# [Task to carry out]
Gather up the lines with the word "title" in them.

# [Records for the task]
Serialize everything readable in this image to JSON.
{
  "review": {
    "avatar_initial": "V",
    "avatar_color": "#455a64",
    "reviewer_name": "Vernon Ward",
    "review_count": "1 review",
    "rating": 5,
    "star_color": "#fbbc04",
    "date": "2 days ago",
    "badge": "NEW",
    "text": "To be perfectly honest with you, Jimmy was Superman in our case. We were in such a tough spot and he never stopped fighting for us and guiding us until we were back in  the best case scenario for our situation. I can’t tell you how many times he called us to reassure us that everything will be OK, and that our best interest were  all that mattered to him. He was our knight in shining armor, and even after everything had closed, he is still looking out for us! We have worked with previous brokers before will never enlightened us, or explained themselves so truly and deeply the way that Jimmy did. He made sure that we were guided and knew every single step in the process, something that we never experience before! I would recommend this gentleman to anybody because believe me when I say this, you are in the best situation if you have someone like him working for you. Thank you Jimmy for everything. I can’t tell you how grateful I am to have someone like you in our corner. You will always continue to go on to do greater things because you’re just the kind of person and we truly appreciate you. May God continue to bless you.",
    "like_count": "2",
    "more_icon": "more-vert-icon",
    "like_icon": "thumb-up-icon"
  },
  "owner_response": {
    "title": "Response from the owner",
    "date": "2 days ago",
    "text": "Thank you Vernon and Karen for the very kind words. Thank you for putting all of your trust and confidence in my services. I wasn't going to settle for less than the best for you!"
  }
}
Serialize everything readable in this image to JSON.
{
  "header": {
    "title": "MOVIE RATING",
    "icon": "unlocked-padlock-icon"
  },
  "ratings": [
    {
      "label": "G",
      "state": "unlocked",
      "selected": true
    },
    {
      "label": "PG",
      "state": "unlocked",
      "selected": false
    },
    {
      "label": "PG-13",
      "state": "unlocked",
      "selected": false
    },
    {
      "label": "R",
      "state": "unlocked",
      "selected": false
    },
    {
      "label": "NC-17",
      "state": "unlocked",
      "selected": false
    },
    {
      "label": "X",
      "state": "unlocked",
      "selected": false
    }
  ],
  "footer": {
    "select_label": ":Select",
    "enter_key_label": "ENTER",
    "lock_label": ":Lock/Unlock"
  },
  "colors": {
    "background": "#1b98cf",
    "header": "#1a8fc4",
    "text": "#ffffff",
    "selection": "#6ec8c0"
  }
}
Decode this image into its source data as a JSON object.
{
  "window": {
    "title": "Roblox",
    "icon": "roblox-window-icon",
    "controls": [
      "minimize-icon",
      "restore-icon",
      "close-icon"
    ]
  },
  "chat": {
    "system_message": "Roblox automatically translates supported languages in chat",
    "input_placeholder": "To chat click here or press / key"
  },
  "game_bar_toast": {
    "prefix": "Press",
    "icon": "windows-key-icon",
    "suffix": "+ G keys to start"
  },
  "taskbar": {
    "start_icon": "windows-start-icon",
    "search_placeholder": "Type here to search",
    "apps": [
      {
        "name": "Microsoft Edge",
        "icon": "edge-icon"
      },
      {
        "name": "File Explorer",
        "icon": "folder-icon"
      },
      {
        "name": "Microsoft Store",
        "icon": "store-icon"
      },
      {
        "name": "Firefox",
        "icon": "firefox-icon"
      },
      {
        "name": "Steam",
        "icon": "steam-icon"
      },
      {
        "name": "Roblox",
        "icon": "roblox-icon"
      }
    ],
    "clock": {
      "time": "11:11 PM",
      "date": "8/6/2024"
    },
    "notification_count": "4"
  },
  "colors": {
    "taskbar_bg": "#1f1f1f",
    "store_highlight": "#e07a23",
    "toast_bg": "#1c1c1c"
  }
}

# [Answer]
    "title": "Response from the owner",
    "title": "MOVIE RATING",
    "title": "Roblox",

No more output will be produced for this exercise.